SELECTED PASSAGE:
━━━━━━━━━━━━━━━━━━━━
Primary Columbia Suicide-Severity Rating Scale (C-SSRS) The Columbia Suicide-Severity Rating Scale (C-SSRS) rates an individual's degree of suicidal ideation which may be indicative of an individual's intent to complete suicide. It contains six "yes" or "no" questions in which respondents are asked to indicate whether they have experienced several thoughts or feelings relating to suicide over the past month and behaviors over their lifetime and past 3 months. Each question addresses a different component of the respondent's suicide ideation severity and behavior.
wish to be dead
non-specific suicidal thoughts 3-5: more specific suicidal thoughts and intent to act
6: suicidal behavior over the respondent's lifetime and past 3 months
An answer of "yes" to any of the six questions may indicate a need for referral to a trained mental health professional and an answer of "yes" to questions 4, 5 or 6 indicate high-risk.
From the screening day, on the randomization day, weekly during hospitalization (week 1 to week 4) and on the post-discharge weeks 5, 7, 9, 12 and 16.
Primary Measurement of Nicotine Use Inventory (NUI) The Measurement of Nicotine Use Inventory (NUI) is a questionnaire regarding use of cigarettes and other nicotine -containing products during the treatment period or tobacco products during the non-treatment period.
The NUI consists of the following two questions: whether the person has smoked any cigarettes (even a puff) since the last contact and whether he has smoked any other tobacco products (eg, pipe, cigars, snuff, chew) since the last contact.
From the randomization day, weekly during hospitalization (week 1 to week 4) and on the post-discharge weeks 5, 7, 9, 12, 14 and 16.
━━━━━━━━━━━━━━━━━━━━
EXCERPTED RECORDS:
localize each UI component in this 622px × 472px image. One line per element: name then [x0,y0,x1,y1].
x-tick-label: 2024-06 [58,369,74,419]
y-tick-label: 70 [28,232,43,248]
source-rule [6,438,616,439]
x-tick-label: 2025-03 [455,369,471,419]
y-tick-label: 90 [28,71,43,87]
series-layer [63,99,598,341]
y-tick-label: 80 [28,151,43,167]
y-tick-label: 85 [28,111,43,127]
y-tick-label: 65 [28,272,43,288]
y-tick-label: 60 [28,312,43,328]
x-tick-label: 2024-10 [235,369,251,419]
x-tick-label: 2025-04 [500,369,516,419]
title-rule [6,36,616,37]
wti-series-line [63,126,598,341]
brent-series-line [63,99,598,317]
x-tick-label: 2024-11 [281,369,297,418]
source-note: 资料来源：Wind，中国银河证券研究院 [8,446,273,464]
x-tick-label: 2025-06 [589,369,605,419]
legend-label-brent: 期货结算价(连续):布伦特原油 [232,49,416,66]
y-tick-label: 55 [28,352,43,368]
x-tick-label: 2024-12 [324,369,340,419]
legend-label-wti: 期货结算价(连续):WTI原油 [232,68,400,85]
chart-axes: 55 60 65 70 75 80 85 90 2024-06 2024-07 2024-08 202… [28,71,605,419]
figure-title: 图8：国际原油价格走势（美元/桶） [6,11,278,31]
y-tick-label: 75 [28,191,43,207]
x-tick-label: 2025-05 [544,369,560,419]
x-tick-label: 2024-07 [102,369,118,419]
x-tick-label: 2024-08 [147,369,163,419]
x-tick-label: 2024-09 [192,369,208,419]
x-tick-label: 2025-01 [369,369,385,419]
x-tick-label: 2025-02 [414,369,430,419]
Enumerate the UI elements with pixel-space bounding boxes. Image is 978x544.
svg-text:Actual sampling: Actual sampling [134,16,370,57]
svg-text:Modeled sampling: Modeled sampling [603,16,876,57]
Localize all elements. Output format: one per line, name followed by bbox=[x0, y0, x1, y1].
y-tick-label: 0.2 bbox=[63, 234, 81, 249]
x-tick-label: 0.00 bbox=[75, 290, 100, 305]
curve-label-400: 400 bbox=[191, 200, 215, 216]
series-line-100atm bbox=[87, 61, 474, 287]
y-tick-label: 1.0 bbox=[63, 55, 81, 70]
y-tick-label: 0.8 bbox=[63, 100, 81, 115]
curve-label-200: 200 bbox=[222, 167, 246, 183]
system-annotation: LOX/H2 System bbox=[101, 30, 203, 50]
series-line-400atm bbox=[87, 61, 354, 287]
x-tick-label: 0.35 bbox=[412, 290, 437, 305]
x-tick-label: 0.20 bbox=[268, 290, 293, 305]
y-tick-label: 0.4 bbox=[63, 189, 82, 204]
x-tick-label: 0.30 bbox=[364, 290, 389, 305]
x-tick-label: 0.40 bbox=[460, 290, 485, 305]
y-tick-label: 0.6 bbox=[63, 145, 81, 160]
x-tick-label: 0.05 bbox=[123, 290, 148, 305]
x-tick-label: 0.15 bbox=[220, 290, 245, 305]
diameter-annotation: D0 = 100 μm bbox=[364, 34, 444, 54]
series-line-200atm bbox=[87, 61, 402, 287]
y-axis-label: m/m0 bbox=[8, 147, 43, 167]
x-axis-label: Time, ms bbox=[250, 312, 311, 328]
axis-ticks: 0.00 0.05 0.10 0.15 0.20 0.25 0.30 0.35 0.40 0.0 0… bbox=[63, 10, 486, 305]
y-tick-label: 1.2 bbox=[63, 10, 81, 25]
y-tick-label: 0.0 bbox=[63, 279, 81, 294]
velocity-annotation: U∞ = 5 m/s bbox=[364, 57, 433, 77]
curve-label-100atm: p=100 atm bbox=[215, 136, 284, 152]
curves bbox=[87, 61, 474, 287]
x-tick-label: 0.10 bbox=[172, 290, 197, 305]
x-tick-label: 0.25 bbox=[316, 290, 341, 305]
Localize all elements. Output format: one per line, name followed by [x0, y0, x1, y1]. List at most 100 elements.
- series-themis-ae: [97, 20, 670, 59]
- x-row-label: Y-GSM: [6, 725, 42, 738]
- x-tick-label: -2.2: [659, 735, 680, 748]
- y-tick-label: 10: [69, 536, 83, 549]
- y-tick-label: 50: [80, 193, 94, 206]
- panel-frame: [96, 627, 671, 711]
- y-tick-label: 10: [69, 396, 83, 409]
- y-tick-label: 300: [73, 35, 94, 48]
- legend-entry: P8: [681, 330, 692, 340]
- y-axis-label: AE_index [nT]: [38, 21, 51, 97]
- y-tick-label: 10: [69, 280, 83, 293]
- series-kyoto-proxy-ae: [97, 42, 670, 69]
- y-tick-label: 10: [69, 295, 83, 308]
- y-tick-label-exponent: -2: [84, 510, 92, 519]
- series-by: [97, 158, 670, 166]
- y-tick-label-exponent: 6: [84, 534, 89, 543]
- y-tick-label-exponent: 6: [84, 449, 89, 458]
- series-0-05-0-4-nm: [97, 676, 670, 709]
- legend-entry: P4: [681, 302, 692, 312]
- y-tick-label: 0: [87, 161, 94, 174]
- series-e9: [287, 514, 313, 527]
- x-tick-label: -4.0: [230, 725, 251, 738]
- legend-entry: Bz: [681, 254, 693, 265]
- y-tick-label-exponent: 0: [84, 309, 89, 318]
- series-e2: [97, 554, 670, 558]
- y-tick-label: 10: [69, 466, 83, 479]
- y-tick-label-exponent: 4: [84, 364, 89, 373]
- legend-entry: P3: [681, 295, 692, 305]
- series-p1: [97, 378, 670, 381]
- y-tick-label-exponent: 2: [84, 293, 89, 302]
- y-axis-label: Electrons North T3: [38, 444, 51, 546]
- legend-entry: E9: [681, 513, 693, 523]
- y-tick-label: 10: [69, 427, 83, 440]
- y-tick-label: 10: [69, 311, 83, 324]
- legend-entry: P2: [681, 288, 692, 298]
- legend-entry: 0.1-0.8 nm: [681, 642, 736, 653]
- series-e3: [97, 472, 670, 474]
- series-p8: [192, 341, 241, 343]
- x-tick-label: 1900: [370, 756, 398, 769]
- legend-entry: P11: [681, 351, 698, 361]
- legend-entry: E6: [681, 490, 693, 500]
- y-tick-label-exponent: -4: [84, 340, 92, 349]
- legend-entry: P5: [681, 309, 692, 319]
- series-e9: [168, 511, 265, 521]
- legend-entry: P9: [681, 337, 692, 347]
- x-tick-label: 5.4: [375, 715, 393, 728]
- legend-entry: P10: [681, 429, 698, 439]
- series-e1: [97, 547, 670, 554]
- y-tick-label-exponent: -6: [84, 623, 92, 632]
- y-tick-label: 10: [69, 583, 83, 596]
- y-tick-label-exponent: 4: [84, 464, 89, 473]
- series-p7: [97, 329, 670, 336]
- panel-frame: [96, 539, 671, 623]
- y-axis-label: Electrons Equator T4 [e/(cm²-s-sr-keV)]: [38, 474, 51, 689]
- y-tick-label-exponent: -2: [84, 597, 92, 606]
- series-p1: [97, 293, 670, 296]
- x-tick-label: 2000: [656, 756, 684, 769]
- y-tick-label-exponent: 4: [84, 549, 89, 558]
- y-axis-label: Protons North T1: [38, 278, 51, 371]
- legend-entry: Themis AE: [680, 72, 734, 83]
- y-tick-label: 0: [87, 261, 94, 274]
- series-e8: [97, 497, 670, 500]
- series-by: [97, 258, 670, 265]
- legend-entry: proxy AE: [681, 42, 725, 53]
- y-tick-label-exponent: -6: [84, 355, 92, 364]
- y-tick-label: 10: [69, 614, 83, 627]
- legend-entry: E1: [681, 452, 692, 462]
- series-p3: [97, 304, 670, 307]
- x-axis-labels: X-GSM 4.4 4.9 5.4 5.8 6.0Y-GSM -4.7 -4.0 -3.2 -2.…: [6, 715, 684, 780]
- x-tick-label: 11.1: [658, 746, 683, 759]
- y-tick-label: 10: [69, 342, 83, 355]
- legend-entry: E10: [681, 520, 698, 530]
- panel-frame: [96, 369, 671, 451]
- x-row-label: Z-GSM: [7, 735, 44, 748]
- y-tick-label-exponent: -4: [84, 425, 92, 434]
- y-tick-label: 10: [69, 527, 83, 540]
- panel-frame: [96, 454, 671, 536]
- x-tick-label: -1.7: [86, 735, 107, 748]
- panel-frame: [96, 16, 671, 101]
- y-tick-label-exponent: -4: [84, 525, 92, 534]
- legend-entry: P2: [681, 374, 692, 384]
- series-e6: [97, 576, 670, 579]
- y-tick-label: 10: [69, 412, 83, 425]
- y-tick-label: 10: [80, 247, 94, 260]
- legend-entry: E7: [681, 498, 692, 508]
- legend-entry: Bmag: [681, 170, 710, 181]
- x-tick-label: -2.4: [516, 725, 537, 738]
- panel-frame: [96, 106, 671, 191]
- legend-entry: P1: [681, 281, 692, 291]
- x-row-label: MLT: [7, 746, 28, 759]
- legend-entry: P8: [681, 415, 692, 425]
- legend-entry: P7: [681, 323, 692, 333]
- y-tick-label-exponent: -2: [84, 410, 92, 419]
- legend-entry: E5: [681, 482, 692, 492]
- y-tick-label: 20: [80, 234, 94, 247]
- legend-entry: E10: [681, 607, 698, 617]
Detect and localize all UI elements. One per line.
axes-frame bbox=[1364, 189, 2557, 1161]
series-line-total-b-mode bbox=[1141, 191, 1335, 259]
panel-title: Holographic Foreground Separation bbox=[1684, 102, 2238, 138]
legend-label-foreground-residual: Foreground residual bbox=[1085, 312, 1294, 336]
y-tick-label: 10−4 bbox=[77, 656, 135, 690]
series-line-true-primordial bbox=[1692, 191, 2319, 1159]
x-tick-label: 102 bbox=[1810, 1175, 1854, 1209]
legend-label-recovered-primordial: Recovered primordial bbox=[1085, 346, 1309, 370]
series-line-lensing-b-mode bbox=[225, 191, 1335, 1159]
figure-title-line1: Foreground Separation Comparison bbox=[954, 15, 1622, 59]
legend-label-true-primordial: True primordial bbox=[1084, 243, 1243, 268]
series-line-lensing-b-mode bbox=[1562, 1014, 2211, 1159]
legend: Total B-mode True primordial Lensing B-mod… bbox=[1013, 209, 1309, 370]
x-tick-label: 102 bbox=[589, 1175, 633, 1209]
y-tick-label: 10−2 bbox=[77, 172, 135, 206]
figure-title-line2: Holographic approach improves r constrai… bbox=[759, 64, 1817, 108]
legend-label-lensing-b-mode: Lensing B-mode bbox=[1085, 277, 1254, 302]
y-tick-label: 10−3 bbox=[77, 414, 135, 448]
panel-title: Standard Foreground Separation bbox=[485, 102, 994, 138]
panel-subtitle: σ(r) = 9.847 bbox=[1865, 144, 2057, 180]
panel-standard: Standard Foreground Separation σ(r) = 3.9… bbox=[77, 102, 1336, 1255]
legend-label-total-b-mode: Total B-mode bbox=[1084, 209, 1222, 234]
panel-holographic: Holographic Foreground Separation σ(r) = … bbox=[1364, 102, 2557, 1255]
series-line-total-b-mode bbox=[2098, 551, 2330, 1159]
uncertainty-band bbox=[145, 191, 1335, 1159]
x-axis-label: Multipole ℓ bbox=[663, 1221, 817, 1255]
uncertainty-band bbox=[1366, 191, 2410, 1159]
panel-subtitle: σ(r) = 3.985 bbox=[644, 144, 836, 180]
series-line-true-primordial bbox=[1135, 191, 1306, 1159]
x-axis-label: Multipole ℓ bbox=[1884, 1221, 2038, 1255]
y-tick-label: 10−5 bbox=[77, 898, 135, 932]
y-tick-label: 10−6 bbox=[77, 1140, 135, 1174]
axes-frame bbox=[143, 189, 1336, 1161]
━━━━━━━━━━━━━━━━━━━━
REQUIRED ACTION A: Turn the paragraph in the passage on the trial's outcome measures that begins "The NUI consists of the following two questions" into a short list that keeps its main facts.
REQUIRED ACTION B: Resume the passage on the trial's outcome measures, starting right after its final sentence.
The listing has no connection to the passage on the trial's outcome measures.

REPLY A:
The NUI asks two questions, both covering the time since the last contact:
- Has the person smoked any cigarettes, even a puff?
- Has the person smoked any other tobacco products, such as a pipe, cigars, snuff or chew?

REPLY B:
Primary Minessota Nicotine Withdrawal Scale (MNWS) The Minessota Nicotine Withdrawal Scale (MNWS) is a subject self-report scale and contains 8 items (e.g., irritability, anxious, depressed mood, difficulty concentrating, increased appetite, insomnia, restless...) on a 5-point Lickert-type scales measuring nicotine withdrawal symptoms.
Subjects were given a score on each item on a scale of 0 (not present) to 4 (severe). Summed (total) score excluding craving represent subject's symptoms of tobacco withdrawal, ranging from 0 to 32. We calculated a craving for tobacco score and a total score of withdrawal symptoms excluding craving. The higher score represent more sever craving and withdrawal.
From the randomization day, weekly during hospitalization (week 1 to week 4) and on the post-discharge weeks 5, 7, 9, 12 and 16.
Primary Fagerström test for Cigarette Dependence (FTCD) Cigarrette dependence was assessed using the Fagerström Test of Nicotine Dependence (FTND), which consists of six questions. Question 1 of the FTND read as follows: "How soon after you wake up do you smoke your first cigarette?" A total score was calculated as a sum of the six questions, with lower scores indicating lower dependence on nicotine: 0-2, very low dependence; 3-4, low dependence; 5, medium dependence; 6-7, high dependence; and 8-10, very high dependence. It is assessed in the randomization day (day 1)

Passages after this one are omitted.